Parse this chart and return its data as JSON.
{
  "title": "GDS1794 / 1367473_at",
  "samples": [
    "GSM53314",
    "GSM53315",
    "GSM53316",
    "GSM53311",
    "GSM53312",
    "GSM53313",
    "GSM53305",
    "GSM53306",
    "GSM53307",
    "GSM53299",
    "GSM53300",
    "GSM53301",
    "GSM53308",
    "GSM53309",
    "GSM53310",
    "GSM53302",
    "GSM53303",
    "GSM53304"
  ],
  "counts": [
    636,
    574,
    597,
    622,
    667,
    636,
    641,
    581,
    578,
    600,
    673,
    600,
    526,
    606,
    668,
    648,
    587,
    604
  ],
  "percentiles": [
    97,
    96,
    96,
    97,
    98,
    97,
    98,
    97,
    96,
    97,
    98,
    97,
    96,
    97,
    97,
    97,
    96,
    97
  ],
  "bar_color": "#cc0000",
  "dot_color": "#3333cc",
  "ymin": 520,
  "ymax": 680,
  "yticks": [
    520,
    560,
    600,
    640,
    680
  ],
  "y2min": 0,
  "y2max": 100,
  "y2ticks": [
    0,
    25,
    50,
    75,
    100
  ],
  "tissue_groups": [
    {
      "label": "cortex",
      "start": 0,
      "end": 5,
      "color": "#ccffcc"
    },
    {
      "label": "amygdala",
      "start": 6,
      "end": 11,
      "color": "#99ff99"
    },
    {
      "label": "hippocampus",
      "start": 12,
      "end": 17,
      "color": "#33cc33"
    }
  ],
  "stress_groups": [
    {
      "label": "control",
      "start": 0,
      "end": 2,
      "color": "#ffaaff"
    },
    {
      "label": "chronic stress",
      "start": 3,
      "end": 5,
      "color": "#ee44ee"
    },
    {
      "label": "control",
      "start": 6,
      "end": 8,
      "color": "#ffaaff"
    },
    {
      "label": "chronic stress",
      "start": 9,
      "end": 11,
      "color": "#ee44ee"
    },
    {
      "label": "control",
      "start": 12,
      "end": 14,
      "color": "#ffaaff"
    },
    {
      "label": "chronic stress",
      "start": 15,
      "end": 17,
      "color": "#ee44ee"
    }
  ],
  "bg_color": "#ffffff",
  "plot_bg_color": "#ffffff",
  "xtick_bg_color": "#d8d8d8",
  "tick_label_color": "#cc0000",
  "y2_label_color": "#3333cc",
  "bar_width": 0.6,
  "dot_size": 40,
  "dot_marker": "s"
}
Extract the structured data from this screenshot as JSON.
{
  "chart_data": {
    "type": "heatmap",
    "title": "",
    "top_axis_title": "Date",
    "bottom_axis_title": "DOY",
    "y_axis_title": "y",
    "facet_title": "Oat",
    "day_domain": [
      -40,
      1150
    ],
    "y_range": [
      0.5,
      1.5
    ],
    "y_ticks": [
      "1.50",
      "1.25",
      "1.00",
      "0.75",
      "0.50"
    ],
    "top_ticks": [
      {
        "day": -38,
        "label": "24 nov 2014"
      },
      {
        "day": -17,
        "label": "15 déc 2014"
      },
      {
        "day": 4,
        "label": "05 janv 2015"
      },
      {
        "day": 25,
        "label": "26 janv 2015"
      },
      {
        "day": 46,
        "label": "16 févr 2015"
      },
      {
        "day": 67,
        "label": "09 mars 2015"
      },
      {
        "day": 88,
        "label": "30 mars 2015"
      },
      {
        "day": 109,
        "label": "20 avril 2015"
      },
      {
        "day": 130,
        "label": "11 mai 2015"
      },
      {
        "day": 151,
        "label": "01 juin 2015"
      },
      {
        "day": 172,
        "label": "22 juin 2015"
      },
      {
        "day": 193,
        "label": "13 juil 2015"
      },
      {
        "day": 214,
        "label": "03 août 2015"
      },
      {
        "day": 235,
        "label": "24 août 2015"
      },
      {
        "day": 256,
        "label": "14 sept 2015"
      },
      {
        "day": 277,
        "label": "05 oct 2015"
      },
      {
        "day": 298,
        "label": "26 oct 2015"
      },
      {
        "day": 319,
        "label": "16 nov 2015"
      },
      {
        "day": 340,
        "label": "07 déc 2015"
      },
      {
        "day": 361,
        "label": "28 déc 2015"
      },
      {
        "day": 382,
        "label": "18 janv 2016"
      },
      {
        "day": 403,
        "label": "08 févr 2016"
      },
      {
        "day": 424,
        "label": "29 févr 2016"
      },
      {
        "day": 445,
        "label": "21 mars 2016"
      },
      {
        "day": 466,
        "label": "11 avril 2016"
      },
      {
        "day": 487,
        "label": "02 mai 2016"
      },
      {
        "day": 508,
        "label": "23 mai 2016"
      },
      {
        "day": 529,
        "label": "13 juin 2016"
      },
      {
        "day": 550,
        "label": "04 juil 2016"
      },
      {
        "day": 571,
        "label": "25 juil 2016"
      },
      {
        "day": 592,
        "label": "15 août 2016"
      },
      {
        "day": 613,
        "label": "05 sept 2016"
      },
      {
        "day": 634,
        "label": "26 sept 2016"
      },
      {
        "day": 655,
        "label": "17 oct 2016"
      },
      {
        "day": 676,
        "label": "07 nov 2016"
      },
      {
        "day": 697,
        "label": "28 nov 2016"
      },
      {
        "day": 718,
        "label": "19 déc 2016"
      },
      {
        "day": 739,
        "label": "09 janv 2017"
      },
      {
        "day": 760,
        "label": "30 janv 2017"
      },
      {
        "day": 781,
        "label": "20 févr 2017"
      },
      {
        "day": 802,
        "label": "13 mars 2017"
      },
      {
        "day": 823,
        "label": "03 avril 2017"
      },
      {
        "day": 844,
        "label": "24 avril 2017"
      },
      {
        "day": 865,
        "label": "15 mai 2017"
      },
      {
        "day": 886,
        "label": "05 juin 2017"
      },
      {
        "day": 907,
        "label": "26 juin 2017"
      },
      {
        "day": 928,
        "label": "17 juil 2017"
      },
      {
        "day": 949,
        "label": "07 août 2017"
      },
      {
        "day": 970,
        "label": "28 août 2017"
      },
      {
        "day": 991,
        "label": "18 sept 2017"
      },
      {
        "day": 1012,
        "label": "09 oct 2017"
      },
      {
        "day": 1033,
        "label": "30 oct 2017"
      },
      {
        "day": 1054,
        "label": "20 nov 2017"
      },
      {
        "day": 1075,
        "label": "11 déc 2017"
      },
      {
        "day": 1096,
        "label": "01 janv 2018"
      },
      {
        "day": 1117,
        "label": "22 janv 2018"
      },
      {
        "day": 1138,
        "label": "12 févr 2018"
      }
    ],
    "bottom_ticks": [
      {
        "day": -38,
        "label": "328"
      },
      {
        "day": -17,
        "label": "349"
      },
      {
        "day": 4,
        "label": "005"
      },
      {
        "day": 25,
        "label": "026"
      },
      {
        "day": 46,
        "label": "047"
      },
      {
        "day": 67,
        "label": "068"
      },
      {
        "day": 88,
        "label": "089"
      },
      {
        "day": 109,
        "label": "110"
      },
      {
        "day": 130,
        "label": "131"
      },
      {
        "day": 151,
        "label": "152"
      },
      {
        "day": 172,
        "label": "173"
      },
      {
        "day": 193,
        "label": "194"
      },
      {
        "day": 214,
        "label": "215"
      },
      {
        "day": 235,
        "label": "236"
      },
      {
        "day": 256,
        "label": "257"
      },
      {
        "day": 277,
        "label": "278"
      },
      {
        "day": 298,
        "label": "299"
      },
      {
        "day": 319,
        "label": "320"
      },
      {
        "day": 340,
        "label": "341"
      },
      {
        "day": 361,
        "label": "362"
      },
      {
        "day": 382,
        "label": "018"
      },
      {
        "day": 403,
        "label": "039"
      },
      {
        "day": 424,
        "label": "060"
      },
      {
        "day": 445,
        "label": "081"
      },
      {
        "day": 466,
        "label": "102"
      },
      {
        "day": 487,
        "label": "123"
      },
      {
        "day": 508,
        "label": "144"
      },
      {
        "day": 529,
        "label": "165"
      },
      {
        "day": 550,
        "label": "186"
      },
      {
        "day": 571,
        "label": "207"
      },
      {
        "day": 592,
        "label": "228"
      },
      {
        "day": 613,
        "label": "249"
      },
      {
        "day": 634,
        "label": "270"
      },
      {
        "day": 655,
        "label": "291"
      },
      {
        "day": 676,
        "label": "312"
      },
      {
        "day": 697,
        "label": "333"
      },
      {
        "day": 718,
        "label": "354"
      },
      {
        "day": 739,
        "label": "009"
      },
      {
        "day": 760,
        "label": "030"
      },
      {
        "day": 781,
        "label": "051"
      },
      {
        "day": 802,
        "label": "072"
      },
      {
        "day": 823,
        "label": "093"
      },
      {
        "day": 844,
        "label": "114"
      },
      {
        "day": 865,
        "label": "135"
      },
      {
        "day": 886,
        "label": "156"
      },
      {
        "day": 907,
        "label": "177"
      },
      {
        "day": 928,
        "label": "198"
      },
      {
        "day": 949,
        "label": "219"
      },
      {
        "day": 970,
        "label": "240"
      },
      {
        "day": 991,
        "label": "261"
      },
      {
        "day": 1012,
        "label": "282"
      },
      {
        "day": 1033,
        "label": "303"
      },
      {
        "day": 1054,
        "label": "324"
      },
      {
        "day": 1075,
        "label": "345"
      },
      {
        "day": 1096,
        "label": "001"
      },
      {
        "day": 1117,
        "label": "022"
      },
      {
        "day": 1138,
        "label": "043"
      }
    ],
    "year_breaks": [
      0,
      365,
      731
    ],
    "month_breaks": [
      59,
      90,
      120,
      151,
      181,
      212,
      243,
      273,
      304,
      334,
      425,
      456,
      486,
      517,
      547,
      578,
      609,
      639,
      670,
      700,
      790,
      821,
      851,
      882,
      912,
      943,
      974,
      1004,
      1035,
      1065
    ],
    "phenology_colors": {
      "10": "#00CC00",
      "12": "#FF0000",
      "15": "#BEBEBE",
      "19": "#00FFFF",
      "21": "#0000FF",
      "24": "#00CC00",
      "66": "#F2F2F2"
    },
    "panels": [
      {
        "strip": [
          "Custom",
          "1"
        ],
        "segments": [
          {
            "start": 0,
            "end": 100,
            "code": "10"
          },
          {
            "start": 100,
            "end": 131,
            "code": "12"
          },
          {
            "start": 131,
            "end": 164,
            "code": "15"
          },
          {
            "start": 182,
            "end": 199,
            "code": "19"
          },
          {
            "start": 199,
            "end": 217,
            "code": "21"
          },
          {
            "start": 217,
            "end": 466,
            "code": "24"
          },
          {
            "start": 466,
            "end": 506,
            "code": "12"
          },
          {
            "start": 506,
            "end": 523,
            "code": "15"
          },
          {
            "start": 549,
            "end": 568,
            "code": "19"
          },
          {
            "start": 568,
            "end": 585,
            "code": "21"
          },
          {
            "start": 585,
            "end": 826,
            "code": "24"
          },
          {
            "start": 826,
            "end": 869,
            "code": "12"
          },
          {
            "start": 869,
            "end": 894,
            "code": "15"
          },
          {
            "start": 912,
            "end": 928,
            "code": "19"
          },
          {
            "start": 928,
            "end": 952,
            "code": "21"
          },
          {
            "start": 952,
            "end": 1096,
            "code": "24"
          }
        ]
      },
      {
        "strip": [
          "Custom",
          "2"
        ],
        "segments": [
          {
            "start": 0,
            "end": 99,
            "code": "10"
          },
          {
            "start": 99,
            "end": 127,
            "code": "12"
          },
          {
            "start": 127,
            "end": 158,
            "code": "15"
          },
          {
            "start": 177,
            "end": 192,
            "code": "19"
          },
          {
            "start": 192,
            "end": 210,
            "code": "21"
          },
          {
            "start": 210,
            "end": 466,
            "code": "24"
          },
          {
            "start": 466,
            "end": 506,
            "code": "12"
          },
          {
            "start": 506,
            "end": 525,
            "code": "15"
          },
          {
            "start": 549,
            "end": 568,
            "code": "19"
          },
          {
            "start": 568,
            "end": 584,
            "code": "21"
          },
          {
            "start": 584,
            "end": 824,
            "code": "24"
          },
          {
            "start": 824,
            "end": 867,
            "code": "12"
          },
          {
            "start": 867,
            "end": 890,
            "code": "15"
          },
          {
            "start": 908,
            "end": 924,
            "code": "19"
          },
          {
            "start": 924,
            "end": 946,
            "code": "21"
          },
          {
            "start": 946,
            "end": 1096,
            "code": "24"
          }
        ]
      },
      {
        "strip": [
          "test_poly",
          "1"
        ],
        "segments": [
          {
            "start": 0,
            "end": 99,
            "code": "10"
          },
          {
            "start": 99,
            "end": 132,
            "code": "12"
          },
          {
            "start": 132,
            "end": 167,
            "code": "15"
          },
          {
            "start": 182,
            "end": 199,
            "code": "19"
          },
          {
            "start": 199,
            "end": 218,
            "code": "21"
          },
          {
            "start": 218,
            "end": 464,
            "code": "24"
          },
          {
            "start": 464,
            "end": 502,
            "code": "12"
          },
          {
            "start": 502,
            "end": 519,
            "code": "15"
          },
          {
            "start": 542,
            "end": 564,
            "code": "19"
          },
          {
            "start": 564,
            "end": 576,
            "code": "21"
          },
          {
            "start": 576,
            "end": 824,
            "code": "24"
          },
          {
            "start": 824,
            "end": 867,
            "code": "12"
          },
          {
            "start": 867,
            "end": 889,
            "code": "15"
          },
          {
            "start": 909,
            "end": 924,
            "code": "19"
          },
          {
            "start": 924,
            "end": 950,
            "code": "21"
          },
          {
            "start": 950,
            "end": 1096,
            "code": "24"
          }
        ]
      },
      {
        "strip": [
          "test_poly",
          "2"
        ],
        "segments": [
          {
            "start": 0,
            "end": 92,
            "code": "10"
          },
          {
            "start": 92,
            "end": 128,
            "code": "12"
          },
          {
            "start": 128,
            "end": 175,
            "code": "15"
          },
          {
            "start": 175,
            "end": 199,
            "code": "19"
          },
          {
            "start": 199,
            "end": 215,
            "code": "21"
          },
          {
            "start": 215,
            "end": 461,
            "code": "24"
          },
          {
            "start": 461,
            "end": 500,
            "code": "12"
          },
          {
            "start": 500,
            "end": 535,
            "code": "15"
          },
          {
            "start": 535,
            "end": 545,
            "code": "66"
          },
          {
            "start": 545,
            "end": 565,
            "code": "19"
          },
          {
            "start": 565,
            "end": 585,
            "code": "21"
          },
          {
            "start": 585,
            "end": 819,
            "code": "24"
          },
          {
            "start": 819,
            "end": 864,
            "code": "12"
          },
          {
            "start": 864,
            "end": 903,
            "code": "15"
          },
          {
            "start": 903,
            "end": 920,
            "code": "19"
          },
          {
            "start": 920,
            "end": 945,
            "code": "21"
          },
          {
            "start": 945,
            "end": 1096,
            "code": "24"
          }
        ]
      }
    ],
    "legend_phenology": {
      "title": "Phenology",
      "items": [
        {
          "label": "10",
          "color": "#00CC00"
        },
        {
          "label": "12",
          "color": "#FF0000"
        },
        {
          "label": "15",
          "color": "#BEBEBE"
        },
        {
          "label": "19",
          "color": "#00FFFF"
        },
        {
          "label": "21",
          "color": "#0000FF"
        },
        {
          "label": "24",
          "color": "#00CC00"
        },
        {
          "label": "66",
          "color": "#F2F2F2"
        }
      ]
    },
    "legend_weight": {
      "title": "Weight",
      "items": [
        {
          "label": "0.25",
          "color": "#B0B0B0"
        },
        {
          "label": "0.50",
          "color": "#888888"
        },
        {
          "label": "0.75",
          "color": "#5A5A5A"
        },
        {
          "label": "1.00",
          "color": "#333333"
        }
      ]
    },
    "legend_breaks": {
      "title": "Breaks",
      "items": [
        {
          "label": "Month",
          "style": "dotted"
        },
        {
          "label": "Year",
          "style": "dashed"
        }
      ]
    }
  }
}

+ + + +

• _Exercise details_
Scan the records for the string "févr". Copy each line in which it appears.

• _Result of the task_
        "label": "16 févr 2015"
        "label": "08 févr 2016"
        "label": "29 févr 2016"
        "label": "20 févr 2017"
        "label": "12 févr 2018"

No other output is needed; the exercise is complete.